● **Supplied data**:
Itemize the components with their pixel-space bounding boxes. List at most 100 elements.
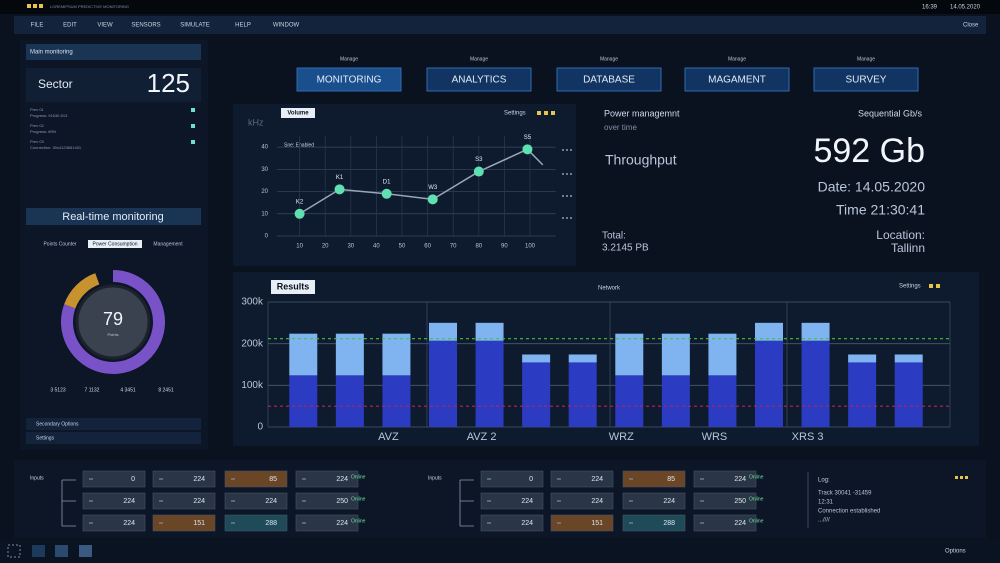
input-value[interactable]: 224 [521, 498, 533, 505]
option-bar[interactable] [26, 418, 201, 430]
gauge-stat: 3 5123 [50, 387, 66, 393]
menu-item[interactable]: SIMULATE [180, 23, 210, 29]
input-box[interactable] [550, 492, 614, 510]
manage-button[interactable] [426, 67, 532, 92]
manage-button-text[interactable]: SURVEY [846, 75, 887, 86]
manage-button[interactable] [813, 67, 919, 92]
preview-indicator [191, 140, 195, 144]
chart-settings[interactable]: Settings [504, 111, 526, 117]
input-value[interactable]: 224 [734, 520, 746, 527]
input-box[interactable] [152, 470, 216, 488]
input-box[interactable] [693, 514, 757, 532]
data-point [473, 166, 484, 177]
input-status: Online [351, 518, 366, 524]
tab[interactable]: Points Counter [43, 241, 76, 247]
input-value[interactable]: 224 [193, 476, 205, 483]
input-value[interactable]: 224 [193, 498, 205, 505]
x-tick-label: 20 [322, 244, 329, 250]
input-box[interactable] [224, 470, 288, 488]
input-box[interactable] [693, 492, 757, 510]
input-box[interactable] [82, 470, 146, 488]
option-label[interactable]: Secondary Options [36, 421, 79, 427]
input-value[interactable]: 85 [269, 476, 277, 483]
input-box[interactable] [550, 470, 614, 488]
chart-settings[interactable]: Settings [899, 284, 921, 290]
close-button[interactable]: Close [963, 23, 979, 29]
bar-segment [335, 375, 364, 427]
input-value[interactable]: 224 [591, 476, 603, 483]
chart-title: Volume [287, 111, 309, 117]
bar-segment [661, 333, 690, 376]
input-box[interactable] [295, 470, 359, 488]
total-label: Total: [602, 231, 626, 242]
input-box[interactable] [82, 514, 146, 532]
menu-item[interactable]: VIEW [97, 23, 113, 29]
manage-button[interactable] [684, 67, 790, 92]
app-icon[interactable] [79, 545, 92, 557]
input-value[interactable]: 224 [123, 520, 135, 527]
manage-button-text[interactable]: ANALYTICS [452, 75, 507, 86]
input-value[interactable]: 288 [265, 520, 277, 527]
chart-title-box [271, 280, 315, 294]
input-value[interactable]: 224 [663, 498, 675, 505]
menu-dot [566, 195, 568, 197]
input-box[interactable] [480, 470, 544, 488]
manage-button-text[interactable]: MAGAMENT [708, 75, 766, 86]
app-icon[interactable] [32, 545, 45, 557]
input-box[interactable] [622, 470, 686, 488]
input-value[interactable]: 0 [131, 476, 135, 483]
input-value[interactable]: 288 [663, 520, 675, 527]
settings-dot [929, 284, 933, 288]
menu-item[interactable]: EDIT [63, 23, 77, 29]
app-icon[interactable] [55, 545, 68, 557]
bar-segment [568, 362, 597, 427]
menu-item[interactable]: SENSORS [131, 23, 160, 29]
input-box[interactable] [224, 492, 288, 510]
input-box[interactable] [480, 492, 544, 510]
input-box[interactable] [82, 492, 146, 510]
option-bar[interactable] [26, 432, 201, 444]
menu-item[interactable]: HELP [235, 23, 251, 29]
manage-button-text[interactable]: MONITORING [317, 75, 382, 86]
app-icon[interactable] [7, 544, 21, 558]
input-box[interactable] [152, 514, 216, 532]
settings-dot [537, 111, 541, 115]
options-button[interactable]: Options [945, 549, 966, 555]
input-value[interactable]: 224 [265, 498, 277, 505]
menu-dot [562, 195, 564, 197]
input-box[interactable] [693, 470, 757, 488]
input-box[interactable] [295, 514, 359, 532]
input-value[interactable]: 224 [336, 520, 348, 527]
input-box[interactable] [152, 492, 216, 510]
bar-segment [894, 354, 923, 363]
input-value[interactable]: 250 [734, 498, 746, 505]
input-value[interactable]: 0 [529, 476, 533, 483]
input-value[interactable]: 224 [336, 476, 348, 483]
manage-button[interactable] [296, 67, 402, 92]
tab[interactable]: Management [153, 241, 183, 247]
tab[interactable]: Power Consumption [92, 241, 137, 247]
input-value[interactable]: 151 [193, 520, 205, 527]
manage-label: Manage [340, 56, 358, 62]
input-box[interactable] [224, 514, 288, 532]
input-box[interactable] [480, 514, 544, 532]
input-value[interactable]: 224 [734, 476, 746, 483]
input-value[interactable]: 151 [591, 520, 603, 527]
menu-item[interactable]: FILE [31, 23, 44, 29]
input-box[interactable] [622, 492, 686, 510]
input-value[interactable]: 85 [667, 476, 675, 483]
input-value[interactable]: 250 [336, 498, 348, 505]
y-tick-label: 0 [257, 422, 263, 433]
menu-item[interactable]: WINDOW [273, 23, 300, 29]
top-bar [0, 0, 1000, 14]
manage-button[interactable] [556, 67, 662, 92]
input-value[interactable]: 224 [521, 520, 533, 527]
input-box[interactable] [622, 514, 686, 532]
option-label[interactable]: Settings [36, 435, 55, 441]
input-box[interactable] [295, 492, 359, 510]
data-point [427, 194, 438, 205]
input-value[interactable]: 224 [591, 498, 603, 505]
manage-button-text[interactable]: DATABASE [583, 75, 635, 86]
input-value[interactable]: 224 [123, 498, 135, 505]
input-box[interactable] [550, 514, 614, 532]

● **The task**: Reproduce the stretch of the data above from the line containing "input-value[interactable]: 224 [521, 498, 533, 505]" through the line containing "input-box[interactable] [550, 492, 614, 510]", including both of those lines.

● **Correct result**:
input-value[interactable]: 224 [521, 498, 533, 505]
option-bar[interactable] [26, 418, 201, 430]
gauge-stat: 3 5123 [50, 387, 66, 393]
menu-item[interactable]: SIMULATE [180, 23, 210, 29]
input-box[interactable] [550, 492, 614, 510]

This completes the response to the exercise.